WHAT THE TASK ASKS: Your task is to restate the data word for word.

Chart and figure data
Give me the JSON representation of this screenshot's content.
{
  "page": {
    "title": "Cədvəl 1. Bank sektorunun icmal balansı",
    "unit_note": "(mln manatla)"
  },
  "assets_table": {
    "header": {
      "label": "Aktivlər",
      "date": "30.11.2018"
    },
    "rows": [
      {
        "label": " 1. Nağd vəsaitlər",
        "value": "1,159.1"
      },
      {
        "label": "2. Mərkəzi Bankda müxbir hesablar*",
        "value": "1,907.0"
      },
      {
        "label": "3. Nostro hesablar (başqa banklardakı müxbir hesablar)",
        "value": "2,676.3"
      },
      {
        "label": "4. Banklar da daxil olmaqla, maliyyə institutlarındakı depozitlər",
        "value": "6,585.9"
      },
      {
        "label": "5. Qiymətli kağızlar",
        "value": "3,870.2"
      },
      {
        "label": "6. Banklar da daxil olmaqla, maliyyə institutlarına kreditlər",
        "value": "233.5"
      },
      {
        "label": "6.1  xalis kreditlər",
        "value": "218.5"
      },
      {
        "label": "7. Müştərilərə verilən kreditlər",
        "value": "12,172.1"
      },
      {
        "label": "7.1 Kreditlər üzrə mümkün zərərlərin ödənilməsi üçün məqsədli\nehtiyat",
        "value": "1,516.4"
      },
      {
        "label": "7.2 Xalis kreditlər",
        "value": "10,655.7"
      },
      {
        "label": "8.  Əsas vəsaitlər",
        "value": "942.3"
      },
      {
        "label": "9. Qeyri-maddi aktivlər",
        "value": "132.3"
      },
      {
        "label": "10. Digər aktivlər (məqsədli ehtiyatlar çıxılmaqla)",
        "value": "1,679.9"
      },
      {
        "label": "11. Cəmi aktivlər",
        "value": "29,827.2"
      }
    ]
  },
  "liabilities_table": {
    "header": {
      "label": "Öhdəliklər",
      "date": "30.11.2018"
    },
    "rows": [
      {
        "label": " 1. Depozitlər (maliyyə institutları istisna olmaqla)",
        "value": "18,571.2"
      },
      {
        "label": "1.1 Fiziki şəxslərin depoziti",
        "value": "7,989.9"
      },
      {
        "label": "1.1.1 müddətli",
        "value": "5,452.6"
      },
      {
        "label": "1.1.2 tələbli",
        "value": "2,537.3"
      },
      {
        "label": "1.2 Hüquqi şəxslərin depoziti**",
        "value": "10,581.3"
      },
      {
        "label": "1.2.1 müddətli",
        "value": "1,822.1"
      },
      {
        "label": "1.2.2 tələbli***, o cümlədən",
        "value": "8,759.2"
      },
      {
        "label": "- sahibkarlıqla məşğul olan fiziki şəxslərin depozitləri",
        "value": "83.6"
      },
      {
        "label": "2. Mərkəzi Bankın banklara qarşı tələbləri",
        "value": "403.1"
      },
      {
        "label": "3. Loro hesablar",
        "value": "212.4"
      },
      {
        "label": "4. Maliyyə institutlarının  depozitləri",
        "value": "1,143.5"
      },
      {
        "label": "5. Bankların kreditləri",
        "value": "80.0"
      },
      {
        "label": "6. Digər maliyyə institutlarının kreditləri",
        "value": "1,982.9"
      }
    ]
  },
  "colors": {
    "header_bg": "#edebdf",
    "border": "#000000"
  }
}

FULL RESPONSE:
Give me the JSON representation of this screenshot's content.
{
  "page": {
    "title": "Cədvəl 1. Bank sektorunun icmal balansı",
    "unit_note": "(mln manatla)"
  },
  "assets_table": {
    "header": {
      "label": "Aktivlər",
      "date": "30.11.2018"
    },
    "rows": [
      {
        "label": " 1. Nağd vəsaitlər",
        "value": "1,159.1"
      },
      {
        "label": "2. Mərkəzi Bankda müxbir hesablar*",
        "value": "1,907.0"
      },
      {
        "label": "3. Nostro hesablar (başqa banklardakı müxbir hesablar)",
        "value": "2,676.3"
      },
      {
        "label": "4. Banklar da daxil olmaqla, maliyyə institutlarındakı depozitlər",
        "value": "6,585.9"
      },
      {
        "label": "5. Qiymətli kağızlar",
        "value": "3,870.2"
      },
      {
        "label": "6. Banklar da daxil olmaqla, maliyyə institutlarına kreditlər",
        "value": "233.5"
      },
      {
        "label": "6.1  xalis kreditlər",
        "value": "218.5"
      },
      {
        "label": "7. Müştərilərə verilən kreditlər",
        "value": "12,172.1"
      },
      {
        "label": "7.1 Kreditlər üzrə mümkün zərərlərin ödənilməsi üçün məqsədli\nehtiyat",
        "value": "1,516.4"
      },
      {
        "label": "7.2 Xalis kreditlər",
        "value": "10,655.7"
      },
      {
        "label": "8.  Əsas vəsaitlər",
        "value": "942.3"
      },
      {
        "label": "9. Qeyri-maddi aktivlər",
        "value": "132.3"
      },
      {
        "label": "10. Digər aktivlər (məqsədli ehtiyatlar çıxılmaqla)",
        "value": "1,679.9"
      },
      {
        "label": "11. Cəmi aktivlər",
        "value": "29,827.2"
      }
    ]
  },
  "liabilities_table": {
    "header": {
      "label": "Öhdəliklər",
      "date": "30.11.2018"
    },
    "rows": [
      {
        "label": " 1. Depozitlər (maliyyə institutları istisna olmaqla)",
        "value": "18,571.2"
      },
      {
        "label": "1.1 Fiziki şəxslərin depoziti",
        "value": "7,989.9"
      },
      {
        "label": "1.1.1 müddətli",
        "value": "5,452.6"
      },
      {
        "label": "1.1.2 tələbli",
        "value": "2,537.3"
      },
      {
        "label": "1.2 Hüquqi şəxslərin depoziti**",
        "value": "10,581.3"
      },
      {
        "label": "1.2.1 müddətli",
        "value": "1,822.1"
      },
      {
        "label": "1.2.2 tələbli***, o cümlədən",
        "value": "8,759.2"
      },
      {
        "label": "- sahibkarlıqla məşğul olan fiziki şəxslərin depozitləri",
        "value": "83.6"
      },
      {
        "label": "2. Mərkəzi Bankın banklara qarşı tələbləri",
        "value": "403.1"
      },
      {
        "label": "3. Loro hesablar",
        "value": "212.4"
      },
      {
        "label": "4. Maliyyə institutlarının  depozitləri",
        "value": "1,143.5"
      },
      {
        "label": "5. Bankların kreditləri",
        "value": "80.0"
      },
      {
        "label": "6. Digər maliyyə institutlarının kreditləri",
        "value": "1,982.9"
      }
    ]
  },
  "colors": {
    "header_bg": "#edebdf",
    "border": "#000000"
  }
}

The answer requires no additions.